-- START RECORD SET --

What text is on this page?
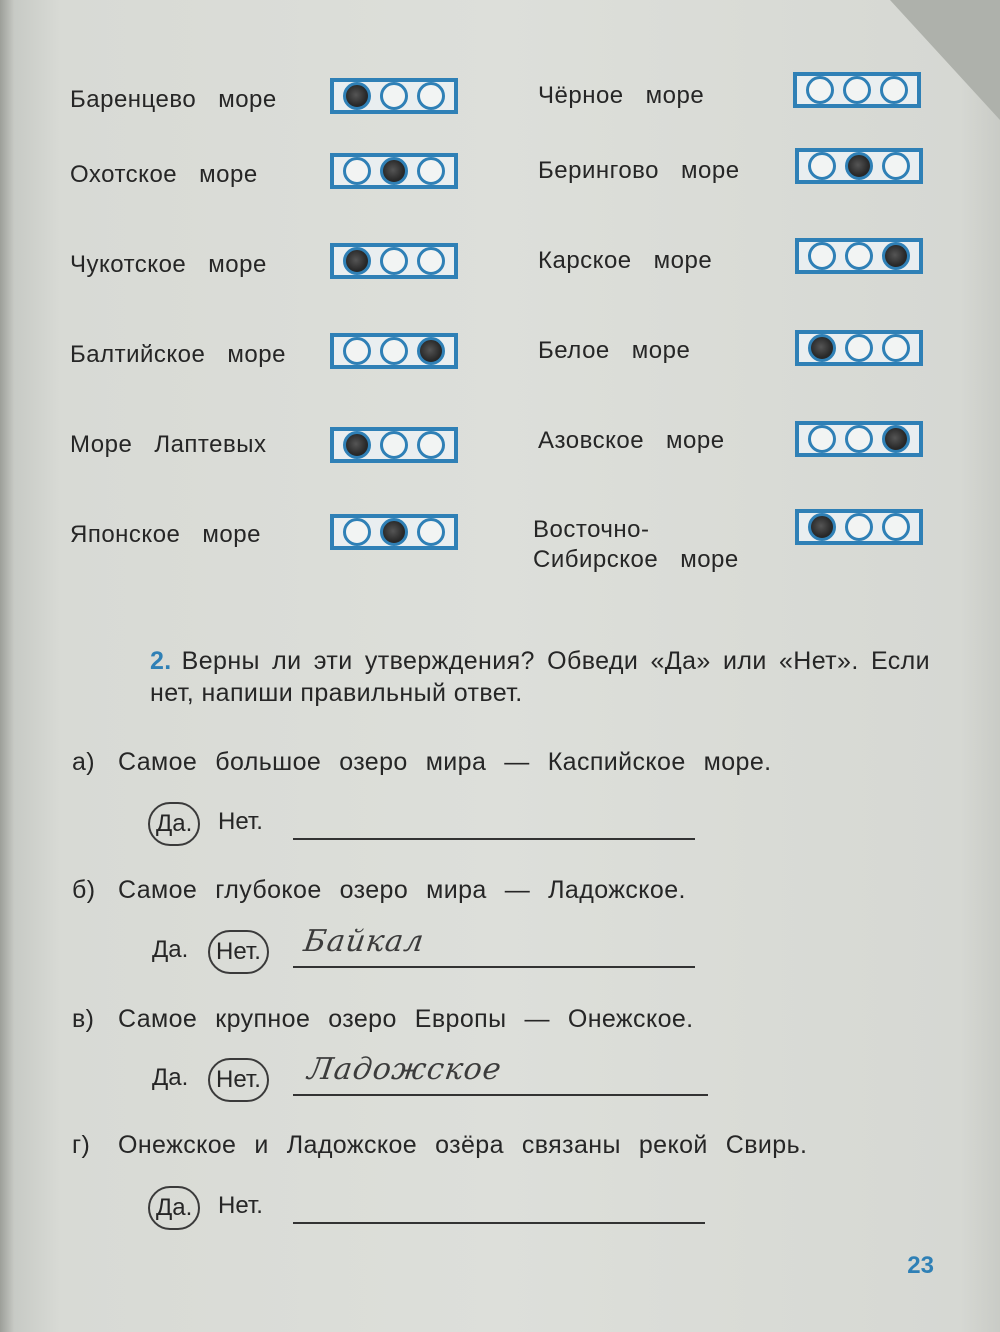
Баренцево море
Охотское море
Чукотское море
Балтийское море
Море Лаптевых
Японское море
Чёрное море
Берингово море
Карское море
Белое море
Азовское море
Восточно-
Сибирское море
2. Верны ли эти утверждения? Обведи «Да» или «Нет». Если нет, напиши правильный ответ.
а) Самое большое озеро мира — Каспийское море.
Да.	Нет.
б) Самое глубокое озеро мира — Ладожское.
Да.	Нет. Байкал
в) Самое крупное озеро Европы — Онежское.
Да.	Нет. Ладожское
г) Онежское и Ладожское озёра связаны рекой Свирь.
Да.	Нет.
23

-- END RECORD SET --
-- START RECORD SET --

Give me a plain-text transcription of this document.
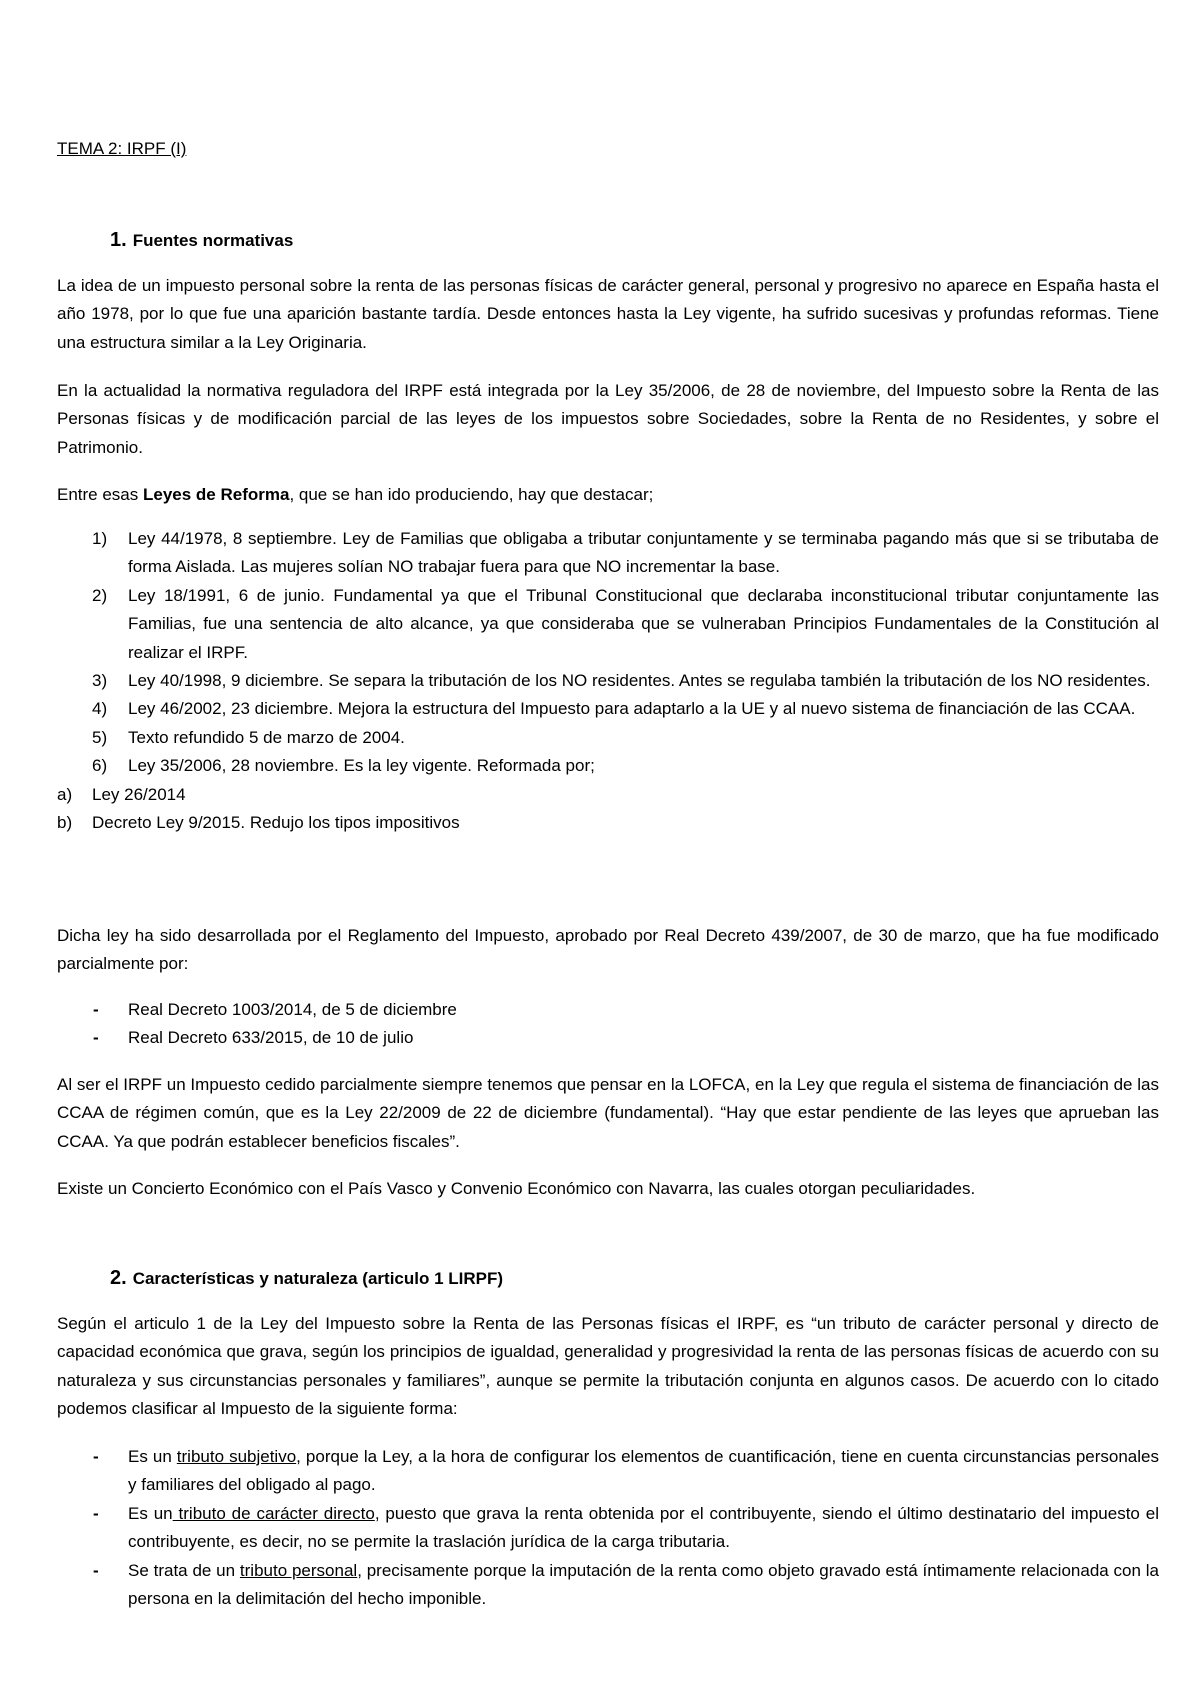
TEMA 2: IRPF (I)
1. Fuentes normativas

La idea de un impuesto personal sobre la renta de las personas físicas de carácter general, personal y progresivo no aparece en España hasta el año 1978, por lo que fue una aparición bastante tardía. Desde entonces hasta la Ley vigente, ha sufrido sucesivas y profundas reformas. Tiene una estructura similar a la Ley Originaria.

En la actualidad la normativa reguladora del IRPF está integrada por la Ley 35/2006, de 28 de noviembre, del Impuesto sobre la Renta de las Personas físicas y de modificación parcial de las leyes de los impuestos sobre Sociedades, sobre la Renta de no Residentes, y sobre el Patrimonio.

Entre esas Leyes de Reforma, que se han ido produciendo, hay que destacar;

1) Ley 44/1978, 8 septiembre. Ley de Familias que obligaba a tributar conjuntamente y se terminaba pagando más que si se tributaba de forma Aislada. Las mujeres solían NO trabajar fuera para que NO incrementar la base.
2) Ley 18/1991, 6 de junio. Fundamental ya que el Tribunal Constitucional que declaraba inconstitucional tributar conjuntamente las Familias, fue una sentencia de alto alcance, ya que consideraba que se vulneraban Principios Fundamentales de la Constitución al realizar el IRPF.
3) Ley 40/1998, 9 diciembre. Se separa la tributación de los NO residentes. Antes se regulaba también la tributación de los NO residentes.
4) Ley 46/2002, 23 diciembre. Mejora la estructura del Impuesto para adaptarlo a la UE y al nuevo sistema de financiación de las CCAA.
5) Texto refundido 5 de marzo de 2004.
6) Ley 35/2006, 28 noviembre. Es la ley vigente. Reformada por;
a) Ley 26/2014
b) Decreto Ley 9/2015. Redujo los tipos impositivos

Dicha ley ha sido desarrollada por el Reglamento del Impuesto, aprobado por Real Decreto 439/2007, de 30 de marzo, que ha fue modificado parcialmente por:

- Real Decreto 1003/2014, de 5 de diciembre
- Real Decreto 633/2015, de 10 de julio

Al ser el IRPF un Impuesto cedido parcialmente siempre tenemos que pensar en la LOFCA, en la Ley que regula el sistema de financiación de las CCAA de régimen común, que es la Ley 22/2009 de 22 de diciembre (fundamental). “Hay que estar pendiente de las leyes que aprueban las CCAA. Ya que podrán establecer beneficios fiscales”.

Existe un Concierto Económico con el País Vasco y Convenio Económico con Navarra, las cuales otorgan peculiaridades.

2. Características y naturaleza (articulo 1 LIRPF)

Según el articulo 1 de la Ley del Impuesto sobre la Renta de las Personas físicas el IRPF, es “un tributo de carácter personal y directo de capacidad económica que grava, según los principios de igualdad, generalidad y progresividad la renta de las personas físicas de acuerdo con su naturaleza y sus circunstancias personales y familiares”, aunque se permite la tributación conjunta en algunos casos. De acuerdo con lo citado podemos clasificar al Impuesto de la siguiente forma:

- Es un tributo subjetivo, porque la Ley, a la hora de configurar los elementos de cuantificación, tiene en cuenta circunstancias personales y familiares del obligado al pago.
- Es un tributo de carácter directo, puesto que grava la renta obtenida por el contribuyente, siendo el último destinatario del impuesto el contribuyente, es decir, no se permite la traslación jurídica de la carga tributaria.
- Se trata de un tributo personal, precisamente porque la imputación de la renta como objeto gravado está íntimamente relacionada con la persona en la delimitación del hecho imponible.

-- END RECORD SET --
-- START RECORD SET --

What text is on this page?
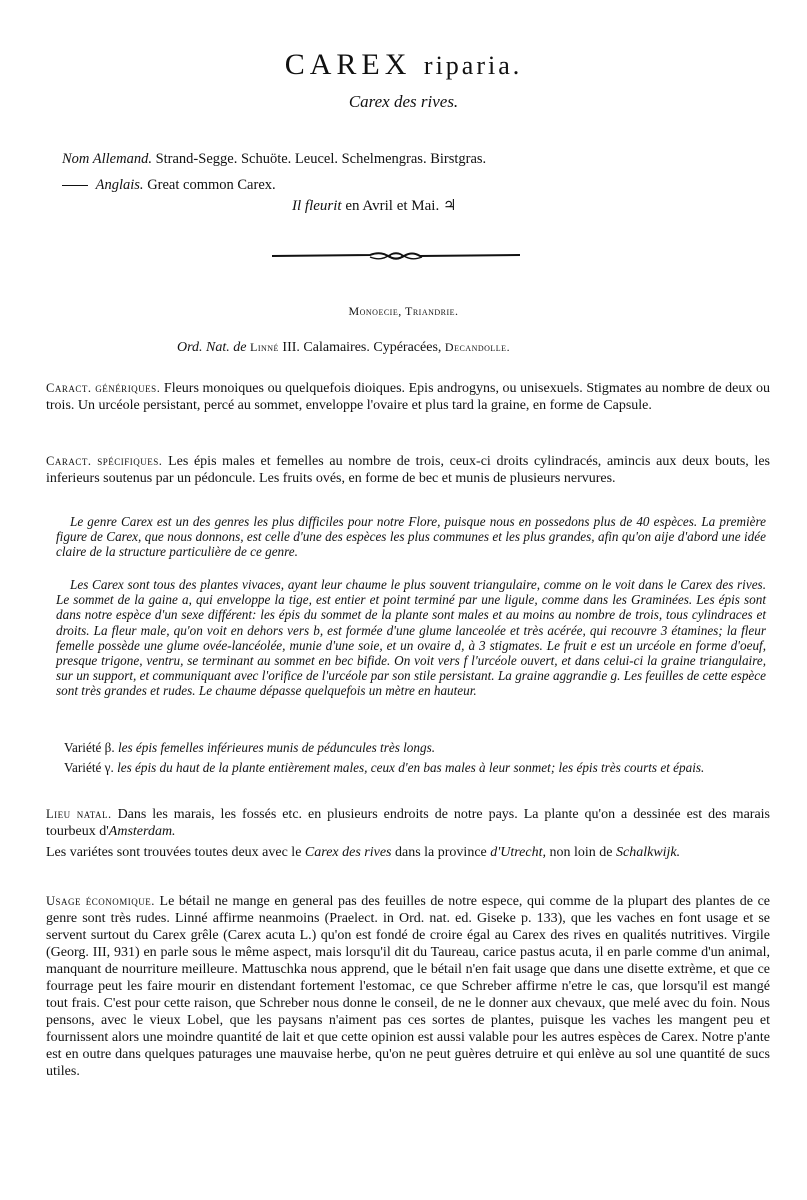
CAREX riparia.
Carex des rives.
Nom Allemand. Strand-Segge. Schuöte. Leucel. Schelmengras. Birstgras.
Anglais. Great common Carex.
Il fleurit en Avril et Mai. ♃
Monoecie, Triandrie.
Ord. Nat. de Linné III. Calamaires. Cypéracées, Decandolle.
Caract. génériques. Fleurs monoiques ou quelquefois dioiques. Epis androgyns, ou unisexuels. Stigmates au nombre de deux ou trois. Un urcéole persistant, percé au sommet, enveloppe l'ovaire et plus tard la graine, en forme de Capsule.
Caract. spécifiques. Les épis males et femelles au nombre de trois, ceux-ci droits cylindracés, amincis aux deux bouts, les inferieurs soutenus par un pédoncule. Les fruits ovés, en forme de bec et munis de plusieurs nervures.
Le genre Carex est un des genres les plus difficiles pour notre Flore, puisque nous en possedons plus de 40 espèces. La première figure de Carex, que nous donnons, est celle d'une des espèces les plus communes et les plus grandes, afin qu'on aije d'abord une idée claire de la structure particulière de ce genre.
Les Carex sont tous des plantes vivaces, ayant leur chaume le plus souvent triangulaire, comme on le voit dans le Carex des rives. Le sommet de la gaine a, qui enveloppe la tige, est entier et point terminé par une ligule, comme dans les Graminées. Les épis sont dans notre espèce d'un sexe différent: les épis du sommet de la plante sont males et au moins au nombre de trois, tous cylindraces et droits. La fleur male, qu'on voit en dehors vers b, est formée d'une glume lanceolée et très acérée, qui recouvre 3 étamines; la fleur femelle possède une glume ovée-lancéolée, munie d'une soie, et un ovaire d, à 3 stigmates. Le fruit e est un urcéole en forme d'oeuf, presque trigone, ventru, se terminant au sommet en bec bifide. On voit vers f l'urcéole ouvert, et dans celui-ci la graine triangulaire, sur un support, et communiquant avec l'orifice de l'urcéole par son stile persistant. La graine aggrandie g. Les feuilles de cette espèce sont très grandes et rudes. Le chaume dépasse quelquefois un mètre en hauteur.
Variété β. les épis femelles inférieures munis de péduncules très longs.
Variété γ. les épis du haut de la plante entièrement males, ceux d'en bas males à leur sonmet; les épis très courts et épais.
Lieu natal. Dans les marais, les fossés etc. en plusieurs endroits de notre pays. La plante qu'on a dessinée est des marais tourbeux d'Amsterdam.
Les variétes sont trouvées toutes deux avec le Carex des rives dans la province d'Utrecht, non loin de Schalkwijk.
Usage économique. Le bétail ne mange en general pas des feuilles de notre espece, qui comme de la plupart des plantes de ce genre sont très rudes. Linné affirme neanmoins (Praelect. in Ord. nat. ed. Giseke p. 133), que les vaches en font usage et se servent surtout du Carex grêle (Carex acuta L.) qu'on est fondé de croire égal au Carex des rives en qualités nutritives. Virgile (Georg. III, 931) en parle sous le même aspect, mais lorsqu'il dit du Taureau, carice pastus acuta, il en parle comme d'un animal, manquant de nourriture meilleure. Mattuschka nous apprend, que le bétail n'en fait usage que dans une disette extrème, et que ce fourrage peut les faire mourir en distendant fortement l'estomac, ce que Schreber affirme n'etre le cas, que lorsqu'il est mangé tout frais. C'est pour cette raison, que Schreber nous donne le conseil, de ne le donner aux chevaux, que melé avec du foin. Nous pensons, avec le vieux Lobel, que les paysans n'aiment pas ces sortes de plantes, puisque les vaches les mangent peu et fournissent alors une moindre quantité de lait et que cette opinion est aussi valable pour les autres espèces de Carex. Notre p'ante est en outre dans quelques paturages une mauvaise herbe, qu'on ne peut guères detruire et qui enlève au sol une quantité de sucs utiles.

-- END RECORD SET --

Every line in the data above that contains "Самое" needs to be copied.

EXPECTED ANSWER:
а) Самое большое озеро мира — Каспийское море.
б) Самое глубокое озеро мира — Ладожское.
в) Самое крупное озеро Европы — Онежское.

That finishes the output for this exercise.